***** SUPPLIED MATERIAL *****

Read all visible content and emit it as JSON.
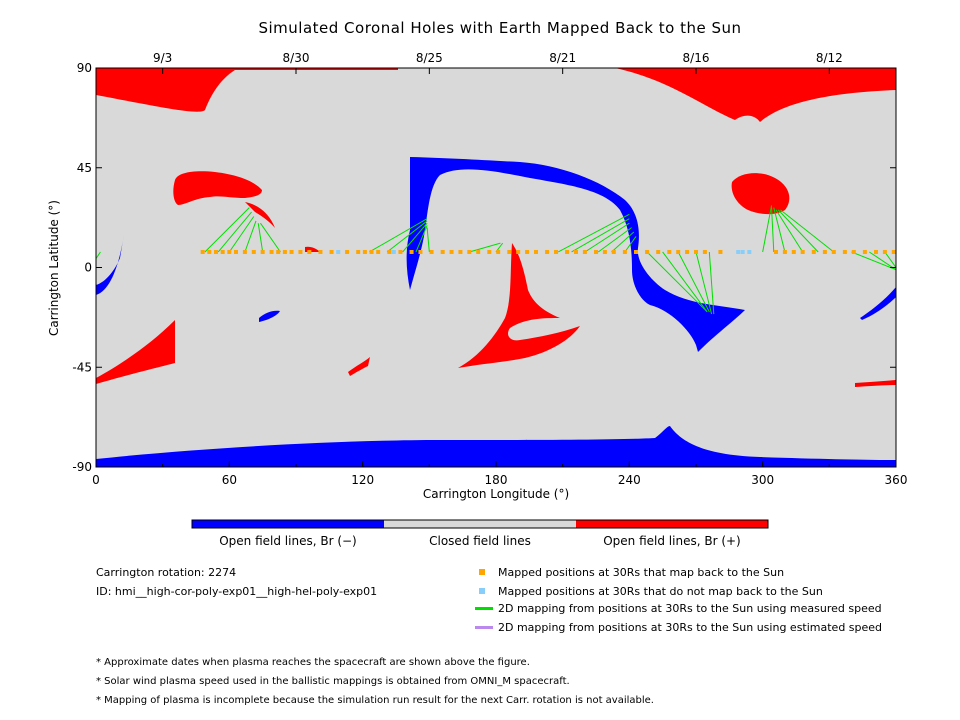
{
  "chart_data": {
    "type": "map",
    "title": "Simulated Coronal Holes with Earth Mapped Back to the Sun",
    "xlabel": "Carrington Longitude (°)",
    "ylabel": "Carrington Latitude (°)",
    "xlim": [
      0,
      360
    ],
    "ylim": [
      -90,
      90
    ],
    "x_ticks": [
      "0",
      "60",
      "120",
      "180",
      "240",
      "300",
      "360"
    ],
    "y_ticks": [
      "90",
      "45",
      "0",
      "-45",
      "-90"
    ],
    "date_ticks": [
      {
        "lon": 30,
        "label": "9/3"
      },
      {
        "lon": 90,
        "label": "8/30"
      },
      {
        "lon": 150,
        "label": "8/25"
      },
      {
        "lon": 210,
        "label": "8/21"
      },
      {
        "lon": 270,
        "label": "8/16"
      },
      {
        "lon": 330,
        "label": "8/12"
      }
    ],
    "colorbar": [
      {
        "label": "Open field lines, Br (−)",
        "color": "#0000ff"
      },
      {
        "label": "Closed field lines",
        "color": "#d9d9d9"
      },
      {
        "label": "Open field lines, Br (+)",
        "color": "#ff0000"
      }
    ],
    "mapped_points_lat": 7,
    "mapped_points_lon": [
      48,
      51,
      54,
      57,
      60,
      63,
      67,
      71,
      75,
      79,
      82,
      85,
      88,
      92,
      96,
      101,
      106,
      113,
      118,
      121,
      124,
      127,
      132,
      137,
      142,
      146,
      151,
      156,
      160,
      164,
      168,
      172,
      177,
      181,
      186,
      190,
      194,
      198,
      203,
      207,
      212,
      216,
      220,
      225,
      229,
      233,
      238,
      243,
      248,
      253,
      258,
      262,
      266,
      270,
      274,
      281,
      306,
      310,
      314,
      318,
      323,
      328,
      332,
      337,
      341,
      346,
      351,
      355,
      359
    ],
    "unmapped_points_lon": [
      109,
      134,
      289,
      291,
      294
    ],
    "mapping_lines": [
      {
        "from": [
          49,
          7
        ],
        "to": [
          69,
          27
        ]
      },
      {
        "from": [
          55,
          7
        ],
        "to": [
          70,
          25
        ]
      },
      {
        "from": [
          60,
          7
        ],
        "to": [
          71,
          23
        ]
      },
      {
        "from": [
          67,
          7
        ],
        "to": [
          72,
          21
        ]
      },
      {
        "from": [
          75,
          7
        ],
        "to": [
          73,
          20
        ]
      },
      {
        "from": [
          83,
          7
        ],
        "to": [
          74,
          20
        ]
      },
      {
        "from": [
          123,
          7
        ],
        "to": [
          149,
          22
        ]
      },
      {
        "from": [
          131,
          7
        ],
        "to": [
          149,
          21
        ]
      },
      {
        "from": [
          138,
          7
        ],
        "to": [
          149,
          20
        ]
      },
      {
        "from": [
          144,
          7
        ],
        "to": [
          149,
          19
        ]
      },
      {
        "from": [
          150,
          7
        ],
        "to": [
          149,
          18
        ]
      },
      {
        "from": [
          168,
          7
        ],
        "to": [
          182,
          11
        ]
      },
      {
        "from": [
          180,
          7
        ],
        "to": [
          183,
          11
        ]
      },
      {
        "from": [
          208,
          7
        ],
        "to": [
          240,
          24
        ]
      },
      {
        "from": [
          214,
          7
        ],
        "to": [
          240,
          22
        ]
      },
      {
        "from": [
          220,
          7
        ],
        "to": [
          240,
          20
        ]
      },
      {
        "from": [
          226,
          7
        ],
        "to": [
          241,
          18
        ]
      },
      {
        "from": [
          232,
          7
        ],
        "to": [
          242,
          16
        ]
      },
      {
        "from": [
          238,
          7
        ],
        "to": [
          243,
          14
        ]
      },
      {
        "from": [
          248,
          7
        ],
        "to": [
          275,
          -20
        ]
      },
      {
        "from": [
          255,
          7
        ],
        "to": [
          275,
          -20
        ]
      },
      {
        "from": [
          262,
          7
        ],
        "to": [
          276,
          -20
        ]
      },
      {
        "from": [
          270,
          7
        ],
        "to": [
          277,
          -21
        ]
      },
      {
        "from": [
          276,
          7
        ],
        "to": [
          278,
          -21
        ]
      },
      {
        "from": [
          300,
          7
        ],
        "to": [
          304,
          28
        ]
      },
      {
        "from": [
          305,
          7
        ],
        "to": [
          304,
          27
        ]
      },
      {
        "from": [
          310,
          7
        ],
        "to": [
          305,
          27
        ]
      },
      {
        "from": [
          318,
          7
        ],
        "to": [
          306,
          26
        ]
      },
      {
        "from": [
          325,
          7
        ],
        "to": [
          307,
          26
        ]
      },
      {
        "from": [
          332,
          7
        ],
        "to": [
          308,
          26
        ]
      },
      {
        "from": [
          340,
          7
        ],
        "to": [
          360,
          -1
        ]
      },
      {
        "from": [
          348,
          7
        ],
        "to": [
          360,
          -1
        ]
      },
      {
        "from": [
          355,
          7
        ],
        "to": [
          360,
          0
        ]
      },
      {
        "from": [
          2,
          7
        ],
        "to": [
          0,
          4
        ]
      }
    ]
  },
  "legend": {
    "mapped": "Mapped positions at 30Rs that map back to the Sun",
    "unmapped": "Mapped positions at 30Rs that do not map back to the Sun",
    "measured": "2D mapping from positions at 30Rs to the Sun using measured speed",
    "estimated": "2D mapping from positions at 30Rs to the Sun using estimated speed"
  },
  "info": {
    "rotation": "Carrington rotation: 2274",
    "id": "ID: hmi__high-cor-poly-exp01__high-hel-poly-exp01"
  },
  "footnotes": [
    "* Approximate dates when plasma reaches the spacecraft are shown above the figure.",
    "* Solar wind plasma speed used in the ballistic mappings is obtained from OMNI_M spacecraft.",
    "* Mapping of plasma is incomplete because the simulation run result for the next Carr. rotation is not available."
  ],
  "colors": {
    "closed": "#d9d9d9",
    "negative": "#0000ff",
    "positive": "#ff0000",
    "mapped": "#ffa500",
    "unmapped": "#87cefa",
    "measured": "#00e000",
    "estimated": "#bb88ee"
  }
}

*****
***** SUPPLIED MATERIAL *****

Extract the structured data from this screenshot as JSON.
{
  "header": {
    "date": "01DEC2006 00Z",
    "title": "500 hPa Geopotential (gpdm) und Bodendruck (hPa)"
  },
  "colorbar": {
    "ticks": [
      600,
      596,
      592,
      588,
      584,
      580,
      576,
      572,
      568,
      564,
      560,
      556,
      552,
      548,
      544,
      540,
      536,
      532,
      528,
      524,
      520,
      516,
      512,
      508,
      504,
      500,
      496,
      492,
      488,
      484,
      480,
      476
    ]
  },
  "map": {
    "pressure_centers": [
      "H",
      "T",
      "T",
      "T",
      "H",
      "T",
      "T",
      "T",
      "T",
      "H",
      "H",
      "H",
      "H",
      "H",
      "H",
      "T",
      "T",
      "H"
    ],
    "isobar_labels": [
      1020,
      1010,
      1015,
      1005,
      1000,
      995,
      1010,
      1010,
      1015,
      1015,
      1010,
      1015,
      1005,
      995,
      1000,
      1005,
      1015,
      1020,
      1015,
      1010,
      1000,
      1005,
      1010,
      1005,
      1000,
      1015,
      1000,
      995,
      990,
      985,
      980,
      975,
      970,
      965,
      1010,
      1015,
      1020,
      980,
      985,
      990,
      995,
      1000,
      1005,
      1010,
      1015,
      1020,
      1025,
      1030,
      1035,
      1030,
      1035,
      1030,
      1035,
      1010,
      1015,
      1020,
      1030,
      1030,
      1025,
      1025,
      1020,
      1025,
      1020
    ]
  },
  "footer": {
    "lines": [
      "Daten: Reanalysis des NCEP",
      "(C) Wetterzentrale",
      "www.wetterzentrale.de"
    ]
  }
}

*****

■ WRITTEN EXERCISE
Gather every line from the listing above in which the word "speed" appears.

■ EXERCISE SOLUTION
    "measured": "2D mapping from positions at 30Rs to the Sun using measured speed",
    "estimated": "2D mapping from positions at 30Rs to the Sun using estimated speed"
    "* Solar wind plasma speed used in the ballistic mappings is obtained from OMNI_M spacecraft.",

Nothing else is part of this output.